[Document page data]
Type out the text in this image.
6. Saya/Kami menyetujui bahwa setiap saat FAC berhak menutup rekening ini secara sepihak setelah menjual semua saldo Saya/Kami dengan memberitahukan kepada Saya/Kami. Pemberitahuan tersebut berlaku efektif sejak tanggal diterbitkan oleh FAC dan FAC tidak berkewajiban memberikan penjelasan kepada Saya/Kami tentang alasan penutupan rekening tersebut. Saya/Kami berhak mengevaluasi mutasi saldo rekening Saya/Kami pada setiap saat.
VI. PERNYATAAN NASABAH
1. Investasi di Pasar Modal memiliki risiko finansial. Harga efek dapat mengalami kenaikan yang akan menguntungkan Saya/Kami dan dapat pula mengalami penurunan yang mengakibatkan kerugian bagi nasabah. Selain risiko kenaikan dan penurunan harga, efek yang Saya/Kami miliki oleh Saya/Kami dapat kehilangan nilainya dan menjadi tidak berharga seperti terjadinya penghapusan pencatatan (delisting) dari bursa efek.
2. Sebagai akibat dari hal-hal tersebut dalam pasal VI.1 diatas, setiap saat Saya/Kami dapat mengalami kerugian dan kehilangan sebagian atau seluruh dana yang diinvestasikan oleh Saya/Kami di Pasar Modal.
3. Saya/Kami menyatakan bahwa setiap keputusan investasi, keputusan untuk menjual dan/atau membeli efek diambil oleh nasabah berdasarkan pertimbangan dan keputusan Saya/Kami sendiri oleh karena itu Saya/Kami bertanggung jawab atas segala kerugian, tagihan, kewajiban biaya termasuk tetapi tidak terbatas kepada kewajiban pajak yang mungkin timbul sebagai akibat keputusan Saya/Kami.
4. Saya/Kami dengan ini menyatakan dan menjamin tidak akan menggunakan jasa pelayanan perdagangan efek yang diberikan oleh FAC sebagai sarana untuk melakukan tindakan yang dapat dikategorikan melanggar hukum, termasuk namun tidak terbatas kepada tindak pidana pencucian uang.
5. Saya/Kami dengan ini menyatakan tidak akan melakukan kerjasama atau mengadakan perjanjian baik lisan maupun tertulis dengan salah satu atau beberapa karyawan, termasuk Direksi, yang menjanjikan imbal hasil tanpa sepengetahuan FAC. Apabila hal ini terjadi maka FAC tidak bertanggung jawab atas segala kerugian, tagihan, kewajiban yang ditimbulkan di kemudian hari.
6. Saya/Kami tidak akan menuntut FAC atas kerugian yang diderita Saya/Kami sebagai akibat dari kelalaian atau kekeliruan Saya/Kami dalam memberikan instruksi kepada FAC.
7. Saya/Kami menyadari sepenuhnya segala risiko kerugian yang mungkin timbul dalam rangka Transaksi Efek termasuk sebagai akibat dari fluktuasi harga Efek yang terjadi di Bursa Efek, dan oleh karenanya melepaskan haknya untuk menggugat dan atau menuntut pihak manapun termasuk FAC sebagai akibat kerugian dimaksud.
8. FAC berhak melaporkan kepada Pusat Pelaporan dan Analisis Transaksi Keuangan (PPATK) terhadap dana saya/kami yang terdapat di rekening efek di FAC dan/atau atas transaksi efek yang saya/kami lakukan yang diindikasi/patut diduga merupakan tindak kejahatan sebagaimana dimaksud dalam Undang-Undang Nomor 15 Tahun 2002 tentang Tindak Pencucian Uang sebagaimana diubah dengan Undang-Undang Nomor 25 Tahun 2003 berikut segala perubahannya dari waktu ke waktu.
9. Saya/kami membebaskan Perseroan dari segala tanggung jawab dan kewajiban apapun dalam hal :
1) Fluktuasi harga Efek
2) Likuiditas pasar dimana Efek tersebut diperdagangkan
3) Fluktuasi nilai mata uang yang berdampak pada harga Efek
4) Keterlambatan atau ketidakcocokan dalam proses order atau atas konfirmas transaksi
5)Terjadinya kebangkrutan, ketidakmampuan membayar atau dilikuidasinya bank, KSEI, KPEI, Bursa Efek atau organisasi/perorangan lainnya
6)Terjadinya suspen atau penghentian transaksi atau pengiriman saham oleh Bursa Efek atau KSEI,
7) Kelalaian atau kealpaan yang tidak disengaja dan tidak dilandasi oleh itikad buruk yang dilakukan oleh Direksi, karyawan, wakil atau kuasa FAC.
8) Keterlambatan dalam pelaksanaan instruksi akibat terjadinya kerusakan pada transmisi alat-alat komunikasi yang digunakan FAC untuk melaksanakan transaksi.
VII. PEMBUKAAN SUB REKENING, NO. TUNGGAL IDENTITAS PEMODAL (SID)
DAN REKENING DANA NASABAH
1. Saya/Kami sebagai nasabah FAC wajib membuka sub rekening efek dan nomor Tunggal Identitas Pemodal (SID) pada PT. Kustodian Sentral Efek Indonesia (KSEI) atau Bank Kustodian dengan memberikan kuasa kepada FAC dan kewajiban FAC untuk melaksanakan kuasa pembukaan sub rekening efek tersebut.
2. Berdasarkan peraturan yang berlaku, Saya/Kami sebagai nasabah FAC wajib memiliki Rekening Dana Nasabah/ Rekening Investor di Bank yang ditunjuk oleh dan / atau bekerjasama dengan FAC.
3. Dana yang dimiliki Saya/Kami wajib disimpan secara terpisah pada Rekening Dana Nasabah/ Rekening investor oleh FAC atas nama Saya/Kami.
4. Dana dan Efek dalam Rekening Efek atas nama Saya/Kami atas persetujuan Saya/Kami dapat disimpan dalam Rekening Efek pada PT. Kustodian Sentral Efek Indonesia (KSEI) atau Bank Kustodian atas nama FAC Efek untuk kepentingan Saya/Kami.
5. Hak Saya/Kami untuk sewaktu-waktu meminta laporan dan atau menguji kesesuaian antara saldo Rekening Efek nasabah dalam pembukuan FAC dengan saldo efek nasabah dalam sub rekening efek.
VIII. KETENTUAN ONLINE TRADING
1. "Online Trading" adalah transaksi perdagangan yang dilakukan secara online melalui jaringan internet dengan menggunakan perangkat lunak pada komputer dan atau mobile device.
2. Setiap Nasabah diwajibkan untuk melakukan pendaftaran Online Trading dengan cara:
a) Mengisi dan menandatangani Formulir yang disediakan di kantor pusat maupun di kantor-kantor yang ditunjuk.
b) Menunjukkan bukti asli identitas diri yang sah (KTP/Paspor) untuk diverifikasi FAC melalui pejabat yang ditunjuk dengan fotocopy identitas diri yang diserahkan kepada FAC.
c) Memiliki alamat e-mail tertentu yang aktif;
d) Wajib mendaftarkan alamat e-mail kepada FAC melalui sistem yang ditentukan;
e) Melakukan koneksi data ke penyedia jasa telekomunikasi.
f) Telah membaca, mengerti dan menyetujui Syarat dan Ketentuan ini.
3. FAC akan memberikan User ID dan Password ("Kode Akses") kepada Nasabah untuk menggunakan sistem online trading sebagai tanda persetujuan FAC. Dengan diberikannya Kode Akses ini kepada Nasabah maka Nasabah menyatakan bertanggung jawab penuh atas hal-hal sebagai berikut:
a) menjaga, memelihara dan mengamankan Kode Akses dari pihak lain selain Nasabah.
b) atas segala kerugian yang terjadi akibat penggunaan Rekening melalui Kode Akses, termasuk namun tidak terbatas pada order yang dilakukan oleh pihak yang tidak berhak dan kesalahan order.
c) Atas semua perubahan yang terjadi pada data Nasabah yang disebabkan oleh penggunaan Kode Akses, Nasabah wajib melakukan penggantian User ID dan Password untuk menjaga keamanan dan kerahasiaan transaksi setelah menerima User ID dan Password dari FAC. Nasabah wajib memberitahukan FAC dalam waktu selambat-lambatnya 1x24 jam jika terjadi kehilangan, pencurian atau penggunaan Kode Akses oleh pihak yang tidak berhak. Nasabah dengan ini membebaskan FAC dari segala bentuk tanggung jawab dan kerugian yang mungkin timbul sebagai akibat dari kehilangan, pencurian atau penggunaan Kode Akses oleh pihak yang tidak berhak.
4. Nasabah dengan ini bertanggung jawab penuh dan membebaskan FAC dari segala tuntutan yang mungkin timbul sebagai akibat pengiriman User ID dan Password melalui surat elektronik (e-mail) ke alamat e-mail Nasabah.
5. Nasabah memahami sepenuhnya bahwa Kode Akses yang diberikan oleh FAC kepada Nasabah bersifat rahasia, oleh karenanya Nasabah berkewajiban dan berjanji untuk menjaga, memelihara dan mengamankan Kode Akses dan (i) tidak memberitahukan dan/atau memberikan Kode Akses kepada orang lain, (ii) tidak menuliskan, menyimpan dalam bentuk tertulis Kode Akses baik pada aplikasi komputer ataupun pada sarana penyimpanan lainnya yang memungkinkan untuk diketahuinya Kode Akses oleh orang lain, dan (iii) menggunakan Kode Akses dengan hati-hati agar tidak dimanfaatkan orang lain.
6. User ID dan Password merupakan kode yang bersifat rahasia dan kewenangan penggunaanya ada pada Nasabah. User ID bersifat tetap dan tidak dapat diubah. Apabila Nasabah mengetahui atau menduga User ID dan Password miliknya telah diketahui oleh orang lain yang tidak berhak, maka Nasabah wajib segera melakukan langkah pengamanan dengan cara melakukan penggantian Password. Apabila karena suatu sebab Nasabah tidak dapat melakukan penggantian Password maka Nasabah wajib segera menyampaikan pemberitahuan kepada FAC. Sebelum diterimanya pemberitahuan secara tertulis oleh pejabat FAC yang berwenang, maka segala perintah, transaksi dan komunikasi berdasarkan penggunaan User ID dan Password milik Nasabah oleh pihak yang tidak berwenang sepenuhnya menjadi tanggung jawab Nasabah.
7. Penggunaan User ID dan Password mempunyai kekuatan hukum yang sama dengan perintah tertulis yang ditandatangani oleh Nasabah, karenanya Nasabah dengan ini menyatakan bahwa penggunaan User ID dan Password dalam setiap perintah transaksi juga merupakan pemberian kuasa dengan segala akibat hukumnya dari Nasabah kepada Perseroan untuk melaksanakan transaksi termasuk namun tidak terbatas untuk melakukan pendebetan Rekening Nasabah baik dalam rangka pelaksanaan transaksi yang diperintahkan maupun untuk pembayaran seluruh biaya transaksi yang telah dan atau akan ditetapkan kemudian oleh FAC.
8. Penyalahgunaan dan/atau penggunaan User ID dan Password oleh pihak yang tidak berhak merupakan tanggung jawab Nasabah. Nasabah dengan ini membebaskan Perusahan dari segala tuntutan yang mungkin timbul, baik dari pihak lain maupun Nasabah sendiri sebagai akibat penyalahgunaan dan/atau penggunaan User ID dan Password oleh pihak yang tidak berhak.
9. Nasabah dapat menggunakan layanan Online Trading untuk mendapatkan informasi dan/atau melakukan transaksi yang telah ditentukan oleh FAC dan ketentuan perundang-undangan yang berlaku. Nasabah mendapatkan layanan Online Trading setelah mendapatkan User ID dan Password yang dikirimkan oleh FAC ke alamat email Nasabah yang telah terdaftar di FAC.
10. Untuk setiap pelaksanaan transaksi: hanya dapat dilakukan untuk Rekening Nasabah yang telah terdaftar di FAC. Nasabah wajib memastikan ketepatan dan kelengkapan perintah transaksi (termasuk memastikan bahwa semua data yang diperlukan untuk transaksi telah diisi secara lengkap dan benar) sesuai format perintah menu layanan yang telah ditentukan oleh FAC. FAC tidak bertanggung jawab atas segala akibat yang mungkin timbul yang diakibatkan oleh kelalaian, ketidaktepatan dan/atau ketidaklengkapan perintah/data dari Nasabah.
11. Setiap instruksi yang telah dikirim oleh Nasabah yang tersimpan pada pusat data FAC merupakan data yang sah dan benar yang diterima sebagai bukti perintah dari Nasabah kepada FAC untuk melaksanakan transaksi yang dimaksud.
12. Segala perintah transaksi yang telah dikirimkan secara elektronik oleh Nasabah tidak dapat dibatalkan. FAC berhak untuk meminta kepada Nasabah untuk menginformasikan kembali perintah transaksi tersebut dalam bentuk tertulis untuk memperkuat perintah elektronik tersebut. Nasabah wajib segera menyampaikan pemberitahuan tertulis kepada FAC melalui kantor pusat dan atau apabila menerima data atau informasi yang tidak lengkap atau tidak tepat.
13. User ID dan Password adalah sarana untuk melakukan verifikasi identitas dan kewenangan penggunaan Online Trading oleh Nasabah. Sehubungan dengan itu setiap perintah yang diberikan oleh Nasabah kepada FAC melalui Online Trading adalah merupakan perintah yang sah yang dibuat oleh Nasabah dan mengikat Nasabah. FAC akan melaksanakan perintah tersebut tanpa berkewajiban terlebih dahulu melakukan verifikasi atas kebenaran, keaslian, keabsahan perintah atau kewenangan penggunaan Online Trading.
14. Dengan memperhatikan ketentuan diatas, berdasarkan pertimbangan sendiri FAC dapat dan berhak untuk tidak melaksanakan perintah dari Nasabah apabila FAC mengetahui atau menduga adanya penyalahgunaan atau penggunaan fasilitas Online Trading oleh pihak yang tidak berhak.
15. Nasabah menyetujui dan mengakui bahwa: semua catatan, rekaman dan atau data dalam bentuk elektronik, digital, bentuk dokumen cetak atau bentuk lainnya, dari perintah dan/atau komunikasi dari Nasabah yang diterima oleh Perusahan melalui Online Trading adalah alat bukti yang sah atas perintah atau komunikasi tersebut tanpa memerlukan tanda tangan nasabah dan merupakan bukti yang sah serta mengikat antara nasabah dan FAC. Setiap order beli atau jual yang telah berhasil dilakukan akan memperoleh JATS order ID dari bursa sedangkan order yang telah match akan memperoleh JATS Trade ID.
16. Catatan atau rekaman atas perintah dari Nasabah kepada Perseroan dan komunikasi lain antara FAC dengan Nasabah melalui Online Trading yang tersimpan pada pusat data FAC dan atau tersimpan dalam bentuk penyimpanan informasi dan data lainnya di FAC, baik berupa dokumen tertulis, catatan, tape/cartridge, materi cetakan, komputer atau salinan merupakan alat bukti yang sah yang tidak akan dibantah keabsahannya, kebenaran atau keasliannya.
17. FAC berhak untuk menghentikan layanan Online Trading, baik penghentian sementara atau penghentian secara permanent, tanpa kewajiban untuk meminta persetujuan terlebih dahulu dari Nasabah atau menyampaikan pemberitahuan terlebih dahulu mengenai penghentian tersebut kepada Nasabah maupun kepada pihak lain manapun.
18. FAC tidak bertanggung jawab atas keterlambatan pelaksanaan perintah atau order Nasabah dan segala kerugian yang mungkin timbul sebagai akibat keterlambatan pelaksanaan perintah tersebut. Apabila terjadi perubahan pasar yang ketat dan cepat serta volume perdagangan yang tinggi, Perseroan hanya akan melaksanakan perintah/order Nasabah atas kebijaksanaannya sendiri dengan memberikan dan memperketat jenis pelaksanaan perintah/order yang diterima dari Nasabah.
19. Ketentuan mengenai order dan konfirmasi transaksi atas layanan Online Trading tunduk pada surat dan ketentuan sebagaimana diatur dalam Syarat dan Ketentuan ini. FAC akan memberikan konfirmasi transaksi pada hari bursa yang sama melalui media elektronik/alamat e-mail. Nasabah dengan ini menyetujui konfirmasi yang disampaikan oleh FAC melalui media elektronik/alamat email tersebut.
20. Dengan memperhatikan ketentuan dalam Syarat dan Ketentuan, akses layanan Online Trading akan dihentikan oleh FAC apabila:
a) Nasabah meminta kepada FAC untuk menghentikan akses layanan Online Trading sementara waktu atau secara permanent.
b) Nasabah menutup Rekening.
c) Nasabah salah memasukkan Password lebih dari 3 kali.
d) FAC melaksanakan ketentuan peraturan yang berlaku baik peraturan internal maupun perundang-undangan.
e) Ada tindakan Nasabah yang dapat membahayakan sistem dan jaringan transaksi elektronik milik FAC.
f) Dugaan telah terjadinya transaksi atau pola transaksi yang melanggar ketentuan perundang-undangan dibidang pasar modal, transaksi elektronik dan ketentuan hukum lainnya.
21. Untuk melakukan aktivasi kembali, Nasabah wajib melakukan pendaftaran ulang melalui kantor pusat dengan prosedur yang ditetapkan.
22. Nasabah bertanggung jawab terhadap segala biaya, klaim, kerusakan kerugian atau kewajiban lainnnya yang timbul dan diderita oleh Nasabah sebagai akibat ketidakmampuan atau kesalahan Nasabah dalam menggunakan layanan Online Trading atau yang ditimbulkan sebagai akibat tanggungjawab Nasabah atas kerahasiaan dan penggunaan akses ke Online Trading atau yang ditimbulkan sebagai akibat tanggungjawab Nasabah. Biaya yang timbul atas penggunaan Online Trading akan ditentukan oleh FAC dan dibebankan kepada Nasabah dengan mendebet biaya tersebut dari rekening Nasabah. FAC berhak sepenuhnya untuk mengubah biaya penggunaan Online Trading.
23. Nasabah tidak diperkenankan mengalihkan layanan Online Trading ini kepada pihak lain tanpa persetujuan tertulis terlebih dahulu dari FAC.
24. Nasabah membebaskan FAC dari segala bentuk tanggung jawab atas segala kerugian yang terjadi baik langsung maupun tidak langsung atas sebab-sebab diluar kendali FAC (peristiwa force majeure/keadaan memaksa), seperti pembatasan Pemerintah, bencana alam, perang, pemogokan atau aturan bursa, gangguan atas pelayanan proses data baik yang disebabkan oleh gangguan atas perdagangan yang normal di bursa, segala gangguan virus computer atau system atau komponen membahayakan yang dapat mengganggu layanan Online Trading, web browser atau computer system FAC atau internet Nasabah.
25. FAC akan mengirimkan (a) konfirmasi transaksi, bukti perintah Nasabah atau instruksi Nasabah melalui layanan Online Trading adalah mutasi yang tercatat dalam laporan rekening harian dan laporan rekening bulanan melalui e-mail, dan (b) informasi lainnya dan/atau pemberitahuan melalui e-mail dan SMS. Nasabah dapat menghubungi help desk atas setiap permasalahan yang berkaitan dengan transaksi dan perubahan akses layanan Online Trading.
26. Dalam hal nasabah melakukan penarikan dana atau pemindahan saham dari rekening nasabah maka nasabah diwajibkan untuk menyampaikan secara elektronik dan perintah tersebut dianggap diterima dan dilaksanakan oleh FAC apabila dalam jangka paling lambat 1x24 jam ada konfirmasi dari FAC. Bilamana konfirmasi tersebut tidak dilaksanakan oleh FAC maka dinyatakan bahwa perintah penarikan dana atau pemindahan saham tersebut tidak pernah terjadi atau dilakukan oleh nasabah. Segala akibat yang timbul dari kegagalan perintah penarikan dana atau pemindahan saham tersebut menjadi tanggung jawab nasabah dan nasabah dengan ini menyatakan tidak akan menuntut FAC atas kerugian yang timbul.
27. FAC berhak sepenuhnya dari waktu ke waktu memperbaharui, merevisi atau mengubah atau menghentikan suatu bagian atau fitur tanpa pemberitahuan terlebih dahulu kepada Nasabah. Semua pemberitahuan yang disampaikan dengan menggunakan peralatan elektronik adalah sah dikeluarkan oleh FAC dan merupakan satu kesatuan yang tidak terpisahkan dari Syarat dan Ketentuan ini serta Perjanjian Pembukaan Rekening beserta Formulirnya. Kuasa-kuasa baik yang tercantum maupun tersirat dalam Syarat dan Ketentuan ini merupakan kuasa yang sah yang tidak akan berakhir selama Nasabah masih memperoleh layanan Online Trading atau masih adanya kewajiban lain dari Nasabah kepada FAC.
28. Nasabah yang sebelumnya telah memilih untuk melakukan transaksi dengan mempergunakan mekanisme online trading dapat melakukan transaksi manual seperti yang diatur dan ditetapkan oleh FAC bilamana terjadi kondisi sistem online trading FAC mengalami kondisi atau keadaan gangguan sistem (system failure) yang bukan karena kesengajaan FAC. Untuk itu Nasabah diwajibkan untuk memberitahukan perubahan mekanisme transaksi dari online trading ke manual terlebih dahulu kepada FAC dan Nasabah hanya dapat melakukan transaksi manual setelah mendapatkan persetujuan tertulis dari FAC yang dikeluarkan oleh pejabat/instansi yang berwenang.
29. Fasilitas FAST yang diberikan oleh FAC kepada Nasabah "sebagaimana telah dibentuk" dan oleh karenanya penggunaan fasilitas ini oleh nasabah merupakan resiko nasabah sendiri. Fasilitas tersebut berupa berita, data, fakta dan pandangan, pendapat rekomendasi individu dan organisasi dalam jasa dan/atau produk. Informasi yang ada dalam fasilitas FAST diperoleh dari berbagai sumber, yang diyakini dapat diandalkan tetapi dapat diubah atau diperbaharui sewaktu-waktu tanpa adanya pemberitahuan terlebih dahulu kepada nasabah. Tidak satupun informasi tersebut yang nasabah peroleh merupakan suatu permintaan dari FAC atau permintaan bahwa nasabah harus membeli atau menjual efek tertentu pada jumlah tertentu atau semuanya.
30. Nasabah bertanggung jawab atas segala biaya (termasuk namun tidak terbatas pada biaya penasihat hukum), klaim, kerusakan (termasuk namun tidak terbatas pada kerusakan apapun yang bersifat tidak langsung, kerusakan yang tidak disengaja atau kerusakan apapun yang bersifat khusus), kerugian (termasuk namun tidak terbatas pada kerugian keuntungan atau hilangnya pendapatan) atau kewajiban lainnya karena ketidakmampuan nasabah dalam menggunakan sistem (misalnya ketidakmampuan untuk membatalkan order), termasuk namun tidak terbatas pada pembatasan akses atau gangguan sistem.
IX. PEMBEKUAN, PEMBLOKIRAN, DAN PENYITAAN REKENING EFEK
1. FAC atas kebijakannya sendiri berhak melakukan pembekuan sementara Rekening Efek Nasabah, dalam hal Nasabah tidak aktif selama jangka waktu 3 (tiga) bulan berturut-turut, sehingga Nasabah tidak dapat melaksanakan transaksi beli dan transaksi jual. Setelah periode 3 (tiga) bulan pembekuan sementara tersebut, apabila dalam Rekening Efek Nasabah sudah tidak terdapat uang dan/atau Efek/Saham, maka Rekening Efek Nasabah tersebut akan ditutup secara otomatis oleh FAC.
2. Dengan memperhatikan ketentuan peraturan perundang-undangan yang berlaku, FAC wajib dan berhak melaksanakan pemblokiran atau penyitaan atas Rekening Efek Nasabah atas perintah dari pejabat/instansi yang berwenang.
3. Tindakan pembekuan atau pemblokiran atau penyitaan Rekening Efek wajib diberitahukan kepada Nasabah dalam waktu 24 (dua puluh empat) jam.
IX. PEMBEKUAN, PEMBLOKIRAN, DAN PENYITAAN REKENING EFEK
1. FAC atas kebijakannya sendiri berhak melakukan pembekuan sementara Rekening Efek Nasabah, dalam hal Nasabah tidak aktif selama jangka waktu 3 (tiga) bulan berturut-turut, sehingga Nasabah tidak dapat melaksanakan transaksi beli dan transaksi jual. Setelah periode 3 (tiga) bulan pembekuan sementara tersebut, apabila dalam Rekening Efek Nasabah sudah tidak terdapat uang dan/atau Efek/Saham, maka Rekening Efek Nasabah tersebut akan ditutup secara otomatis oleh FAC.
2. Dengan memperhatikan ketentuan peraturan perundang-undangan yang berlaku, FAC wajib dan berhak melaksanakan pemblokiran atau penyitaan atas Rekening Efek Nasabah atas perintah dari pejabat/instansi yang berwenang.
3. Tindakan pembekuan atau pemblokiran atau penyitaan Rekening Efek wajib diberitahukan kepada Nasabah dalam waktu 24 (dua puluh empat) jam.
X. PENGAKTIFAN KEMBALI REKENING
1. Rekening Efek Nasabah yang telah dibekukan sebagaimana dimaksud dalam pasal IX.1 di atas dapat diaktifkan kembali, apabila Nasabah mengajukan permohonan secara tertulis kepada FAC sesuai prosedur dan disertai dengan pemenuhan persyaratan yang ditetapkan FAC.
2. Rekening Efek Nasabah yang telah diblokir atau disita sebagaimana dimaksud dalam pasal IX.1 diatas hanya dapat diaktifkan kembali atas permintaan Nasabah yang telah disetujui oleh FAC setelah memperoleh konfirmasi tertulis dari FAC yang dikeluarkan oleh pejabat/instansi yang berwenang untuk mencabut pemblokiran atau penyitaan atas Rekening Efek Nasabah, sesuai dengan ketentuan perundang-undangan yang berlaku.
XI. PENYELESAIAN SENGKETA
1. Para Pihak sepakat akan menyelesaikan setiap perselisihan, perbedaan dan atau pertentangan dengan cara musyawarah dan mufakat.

*Problem to work on*. Go through the data, and copy each line in which the word "memelihara" appears.

*Response to this exercise*.
a) menjaga, memelihara dan mengamankan Kode Akses dari pihak lain selain Nasabah.
5. Nasabah memahami sepenuhnya bahwa Kode Akses yang diberikan oleh FAC kepada Nasabah bersifat rahasia, oleh karenanya Nasabah berkewajiban dan berjanji untuk menjaga, memelihara dan mengamankan Kode Akses dan (i) tidak memberitahukan dan/atau memberikan Kode Akses kepada orang lain, (ii) tidak menuliskan, menyimpan dalam bentuk tertulis Kode Akses baik pada aplikasi komputer ataupun pada sarana penyimpanan lainnya yang memungkinkan untuk diketahuinya Kode Akses oleh orang lain, dan (iii) menggunakan Kode Akses dengan hati-hati agar tidak dimanfaatkan orang lain.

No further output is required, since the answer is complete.